▶ **Provided passage**:
>>

Call lambda without binding it to an identifier

Question

Browsing some internet board I encountered this little challenge:

"Implement a recursive anonymous function in your favorite language"

Obviously this is easy using a std::function/function pointer.

What I'm really interested in is if this is possible without binding the lambda to an identifier?

Something like (ignoring the obvious infinite recursion):

[](){ this(); }();

Answer 1

Of course, in C++, to call any function you have to bind it to an identifier somewhere, simply owing to syntax constraints. But, if you will accept parameters as being sufficiently unnamed, then it is possible to create a version of the y-combinator in C++ which recurses nicely without being "named".

Now, this is really ugly because I don't know how to do a typedef for a recursive lambda. So it just uses a lot of cast abuse. But, it works, and prints FLY!! until it segfaults due to stack overflow.

#include <iostream>

typedef void(*f0)();
typedef void(*f)(f0);

int main() {
    [](f x) {
        x((f0)x);
    } ([](f0 x) {
        std::cout<<"FLY!!\n";
        ((f)x)(x);
    });
}

The two lambdas are unnamed in the sense that neither is explicitly assigned to name anywhere. The second lambda is the real workhorse, and it basically calls itself by using the first lambda to obtain a reference to itself in the form of the parameter.

<<

Layout annotation data
>>

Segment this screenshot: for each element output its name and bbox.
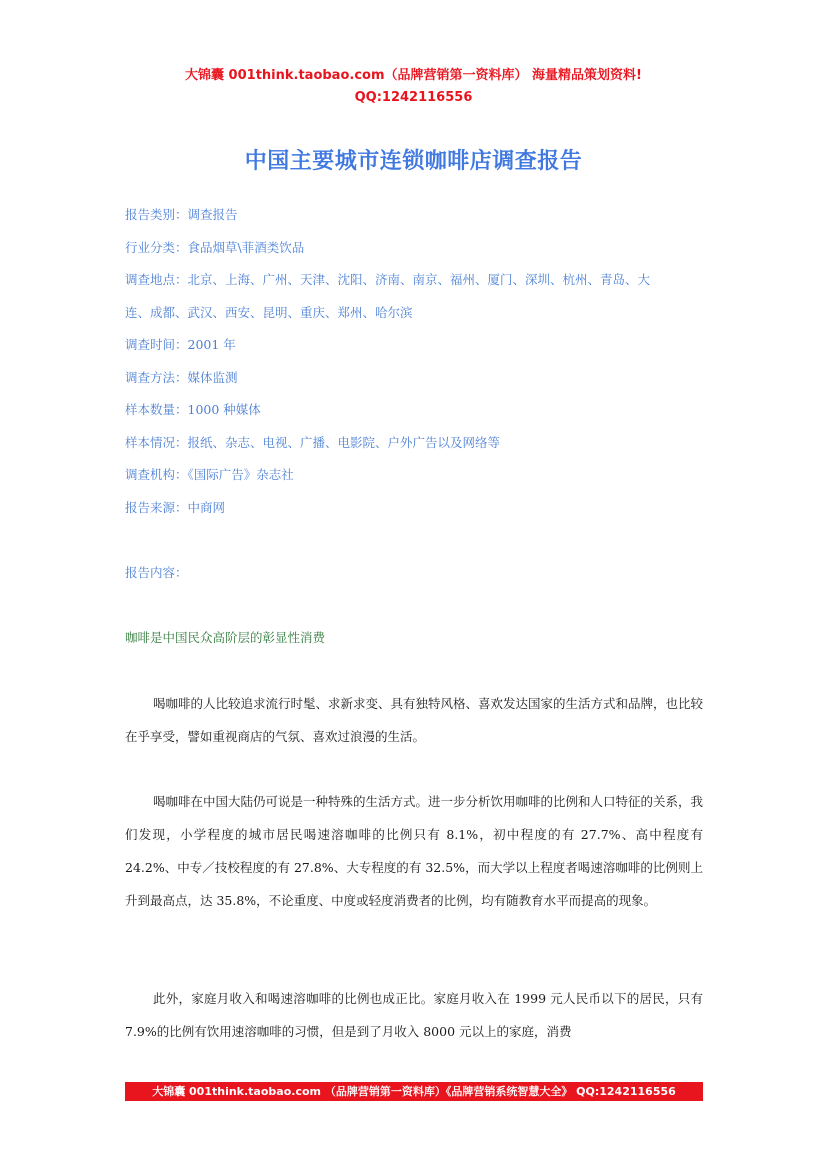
meta-source: 报告来源：中商网 (125, 499, 226, 515)
meta-sample-info: 样本情况：报纸、杂志、电视、广播、电影院、户外广告以及网络等 (125, 434, 501, 450)
meta-location-line2: 连、成都、武汉、西安、昆明、重庆、郑州、哈尔滨 (125, 304, 413, 320)
page-title: 中国主要城市连锁咖啡店调查报告 (244, 148, 583, 174)
meta-location-line1: 调查地点：北京、上海、广州、天津、沈阳、济南、南京、福州、厦门、深圳、杭州、青岛、大 (125, 272, 651, 287)
meta-industry: 行业分类：食品烟草\菲酒类饮品 (125, 239, 305, 255)
header-promo-line: 大锦囊 001think.taobao.com（品牌营销第一资料库） 海量精品策划资料! (185, 68, 642, 83)
content-label: 报告内容： (125, 565, 188, 580)
header-qq-line: QQ:1242116556 (354, 90, 473, 105)
meta-institution: 调查机构：《国际广告》杂志社 (125, 467, 294, 482)
meta-sample-size: 样本数量：1000 种媒体 (125, 402, 261, 417)
footer-banner: 大锦囊 001think.taobao.com （品牌营销第一资料库）《品牌营销系统智慧大全》 QQ:1242116556 (125, 1082, 703, 1101)
meta-category: 报告类别：调查报告 (125, 207, 238, 222)
section-heading: 咖啡是中国民众高阶层的彰显性消费 (125, 630, 326, 645)
paragraph-1: 喝咖啡的人比较追求流行时髦、求新求变、具有独特风格、喜欢发达国家的生活方式和品牌，也比较在乎享受，譬如重视商店的气氛、喜欢过浪漫的生活。 (125, 696, 704, 744)
paragraph-3: 此外，家庭月收入和喝速溶咖啡的比例也成正比。家庭月收入在 1999 元人民币以下的居民，只有 7.9%的比例有饮用速溶咖啡的习惯，但是到了月收入 8000 元以上的家庭，消费 (125, 991, 703, 1039)
meta-method: 调查方法：媒体监测 (125, 369, 238, 385)
report-meta (125, 199, 705, 524)
meta-time: 调查时间：2001 年 (125, 337, 236, 352)
paragraph-2: 喝咖啡在中国大陆仍可说是一种特殊的生活方式。进一步分析饮用咖啡的比例和人口特征的关系，我们发现，小学程度的城市居民喝速溶咖啡的比例只有 8.1%，初中程度的有 27.7%、高中程度有 24.2%、中专／技校程度的有 27.8%、大专程度的有 32.5%，而大学以上程度者喝速溶咖啡的比例则上升到最高点，达 35.8%，不论重度、中度或轻度消费者的比例，均有随教育水平而提高的现象。 (125, 794, 704, 908)
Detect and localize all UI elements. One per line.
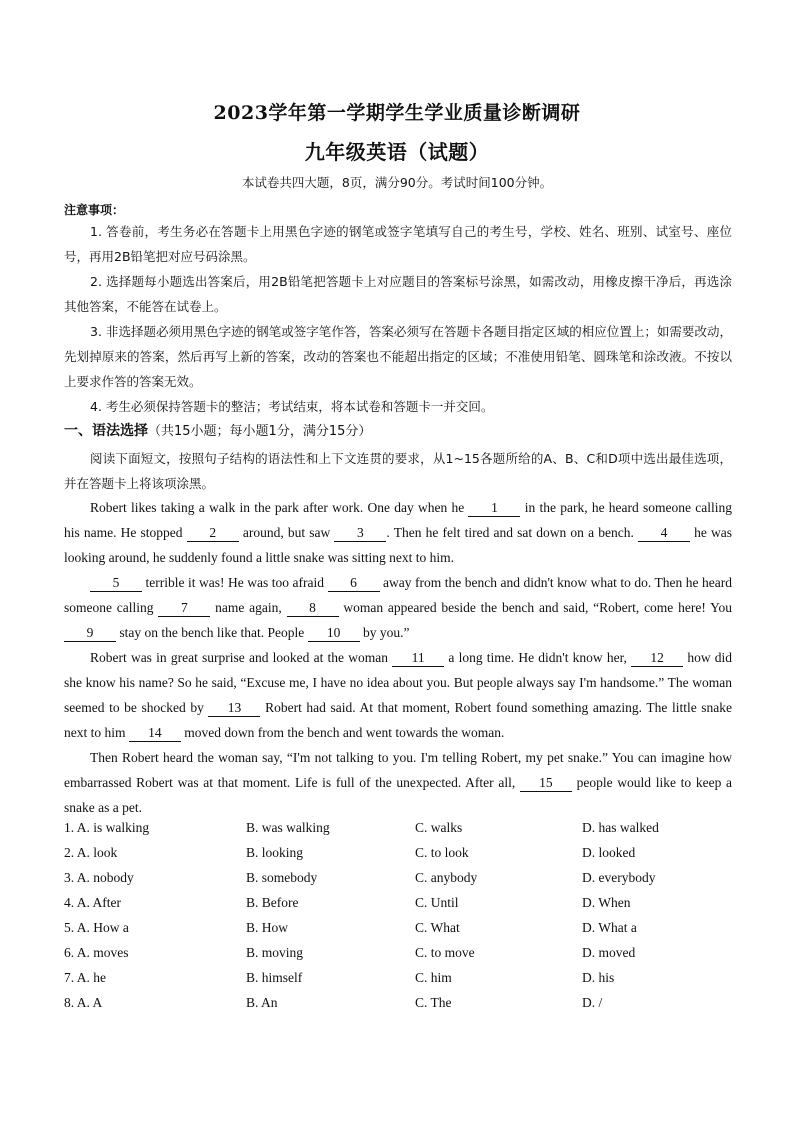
section-heading <box>64 420 371 440</box>
passage-text: people would like to keep a snake as a pet. <box>64 775 733 815</box>
passage-text: in the park, he heard someone calling his name. He stopped <box>64 500 732 540</box>
passage-text: Robert likes taking a walk in the park after work. One day when he <box>90 500 465 515</box>
question-options-row <box>64 970 732 995</box>
passage-text: by you.” <box>362 625 410 640</box>
passage-paragraph <box>64 495 732 570</box>
passage-paragraph <box>64 645 732 745</box>
option-d: D. looked <box>582 845 636 860</box>
answer-blank-15: 15 <box>520 775 572 792</box>
question-options-row <box>64 870 732 895</box>
option-c: C. What <box>415 920 460 935</box>
passage-text: a long time. He didn't know her, <box>448 650 627 665</box>
answer-blank-13: 13 <box>208 700 260 717</box>
option-d: D. When <box>582 895 631 910</box>
option-a: 7. A. he <box>64 970 106 985</box>
question-options-row <box>64 995 732 1020</box>
option-b: B. somebody <box>246 870 318 885</box>
option-b: B. was walking <box>246 820 330 835</box>
answer-blank-11: 11 <box>392 650 444 667</box>
question-options-row <box>64 945 732 970</box>
passage-text: Robert was in great surprise and looked at the woman <box>90 650 388 665</box>
answer-blank-12: 12 <box>631 650 683 667</box>
notes-heading: 注意事项： <box>64 203 125 217</box>
option-b: B. moving <box>246 945 304 960</box>
option-a: 1. A. is walking <box>64 820 150 835</box>
option-d: D. his <box>582 970 615 985</box>
option-c: C. Until <box>415 895 459 910</box>
option-d: D. everybody <box>582 870 656 885</box>
option-c: C. anybody <box>415 870 478 885</box>
option-a: 2. A. look <box>64 845 118 860</box>
option-c: C. to move <box>415 945 475 960</box>
passage-text: woman appeared beside the bench and said, “Robert, come here! You <box>343 600 733 615</box>
exam-title: 2023学年第一学期学生学业质量诊断调研 <box>213 102 581 124</box>
answer-options <box>64 820 732 1020</box>
answer-blank-6: 6 <box>328 575 380 592</box>
answer-blank-5: 5 <box>90 575 142 592</box>
section-scoring: （共15小题；每小题1分，满分15分） <box>148 424 372 439</box>
section-instructions: 阅读下面短文，按照句子结构的语法性和上下文连贯的要求，从1~15各题所给的A、B、C和D项中选出最佳选项，并在答题卡上将该项涂黑。 <box>64 451 732 491</box>
answer-blank-14: 14 <box>129 725 181 742</box>
question-options-row <box>64 895 732 920</box>
option-d: D. has walked <box>582 820 659 835</box>
passage-paragraph <box>64 570 732 645</box>
option-a: 6. A. moves <box>64 945 129 960</box>
note-item: 4. 考生必须保持答题卡的整洁；考试结束，将本试卷和答题卡一并交回。 <box>90 399 494 414</box>
answer-blank-2: 2 <box>187 525 239 542</box>
question-options-row <box>64 845 732 870</box>
option-a: 4. A. After <box>64 895 121 910</box>
option-b: B. looking <box>246 845 304 860</box>
answer-blank-1: 1 <box>468 500 520 517</box>
option-d: D. What a <box>582 920 637 935</box>
passage-text: moved down from the bench and went towards the woman. <box>184 725 505 740</box>
passage-text: terrible it was! He was too afraid <box>145 575 324 590</box>
passage-text: stay on the bench like that. People <box>119 625 305 640</box>
exam-subtitle: 九年级英语（试题） <box>304 140 490 164</box>
option-b: B. himself <box>246 970 303 985</box>
option-d: D. / <box>582 995 603 1010</box>
option-b: B. How <box>246 920 289 935</box>
passage-text: away from the bench and didn't know what to do. Then he heard someone calling <box>64 575 733 615</box>
option-b: B. Before <box>246 895 299 910</box>
passage-text: Then Robert heard the woman say, “I'm not talking to you. I'm telling Robert, my pet snake.” You can imagine how embarrassed Robert was at that moment. Life is full of the unexpected. After all, <box>64 750 732 790</box>
option-b: B. An <box>246 995 278 1010</box>
option-c: C. walks <box>415 820 463 835</box>
notes-list <box>64 219 732 419</box>
answer-blank-10: 10 <box>308 625 360 642</box>
reading-passage <box>64 495 732 820</box>
passage-text: how did she know his name? So he said, “Excuse me, I have no idea about you. But people always say I'm handsome.” The woman seemed to be shocked by <box>64 650 733 715</box>
exam-info: 本试卷共四大题，8页，满分90分。考试时间100分钟。 <box>241 175 553 190</box>
passage-text: name again, <box>215 600 282 615</box>
answer-blank-9: 9 <box>64 625 116 642</box>
note-item: 1. 答卷前，考生务必在答题卡上用黑色字迹的钢笔或签字笔填写自己的考生号，学校、姓名、班别、试室号、座位号，再用2B铅笔把对应号码涂黑。 <box>64 224 732 264</box>
question-options-row <box>64 920 732 945</box>
option-c: C. The <box>415 995 452 1010</box>
passage-text: . Then he felt tired and sat down on a bench. <box>386 525 634 540</box>
answer-blank-8: 8 <box>287 600 339 617</box>
question-options-row <box>64 820 732 845</box>
note-item: 3. 非选择题必须用黑色字迹的钢笔或签字笔作答，答案必须写在答题卡各题目指定区域的相应位置上；如需要改动，先划掉原来的答案，然后再写上新的答案，改动的答案也不能超出指定的区域；不准使用铅笔、圆珠笔和涂改液。不按以上要求作答的答案无效。 <box>64 324 732 389</box>
section-title: 一、语法选择 <box>64 423 148 439</box>
answer-blank-7: 7 <box>158 600 210 617</box>
passage-text: Robert had said. At that moment, Robert found something amazing. The little snake next to him <box>64 700 733 740</box>
option-c: C. to look <box>415 845 469 860</box>
note-item: 2. 选择题每小题选出答案后，用2B铅笔把答题卡上对应题目的答案标号涂黑，如需改动，用橡皮擦干净后，再选涂其他答案，不能答在试卷上。 <box>64 274 732 314</box>
option-c: C. him <box>415 970 452 985</box>
passage-text: around, but saw <box>242 525 331 540</box>
answer-blank-3: 3 <box>334 525 386 542</box>
passage-text: he was looking around, he suddenly found a little snake was sitting next to him. <box>64 525 733 565</box>
option-a: 3. A. nobody <box>64 870 134 885</box>
option-a: 8. A. A <box>64 995 103 1010</box>
option-a: 5. A. How a <box>64 920 129 935</box>
option-d: D. moved <box>582 945 636 960</box>
answer-blank-4: 4 <box>638 525 690 542</box>
passage-paragraph <box>64 745 732 820</box>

<<

▶ **Exercise tasks**:
a) In the rows, rename "meta-location-line2" as "meta-location-second-line" and output only the lines from the one containing "meta-source: 报告来源：中商网 (125, 499, 226, 515)" through the one containing "page-title: 中国主要城市连锁咖啡店调查报告 (244, 148, 583, 174)", inclusive, with all else unchanged.
b) Extend the thread on calling a lambda without naming it, picking up after its final sentence.

▶ **Answers given**:
a)
meta-source: 报告来源：中商网 (125, 499, 226, 515)
meta-sample-info: 样本情况：报纸、杂志、电视、广播、电影院、户外广告以及网络等 (125, 434, 501, 450)
meta-location-second-line: 连、成都、武汉、西安、昆明、重庆、郑州、哈尔滨 (125, 304, 413, 320)
page-title: 中国主要城市连锁咖啡店调查报告 (244, 148, 583, 174)

b)
Here's how you would use this to do some "useful" work:

#include <iostream>

typedef int param_t;
typedef int ret_t;

typedef void(*f0)();
typedef ret_t(*f)(f0, param_t);

int main() {
    /* Compute factorial recursively */
    std::cout << [](f x, param_t y) {
        return x((f0)x, y);
    } ([](f0 x, param_t y) {
        if(y == 0)
            return 1;
        return y*((f)x)(x, y-1);
    }, 10) << std::endl;
}

Answer 2

Are you allowed to cheat?

void f(){
  []{ f(); }();
}

It's recursive - indirectly, atleast.

Otherwise, no, there is no way to refer to the lambda itself without assigning it a name.

Answer 3

No identifier for functions/methods, Close enough or not !?

struct A
{
    void operator()()
    {
        [&]()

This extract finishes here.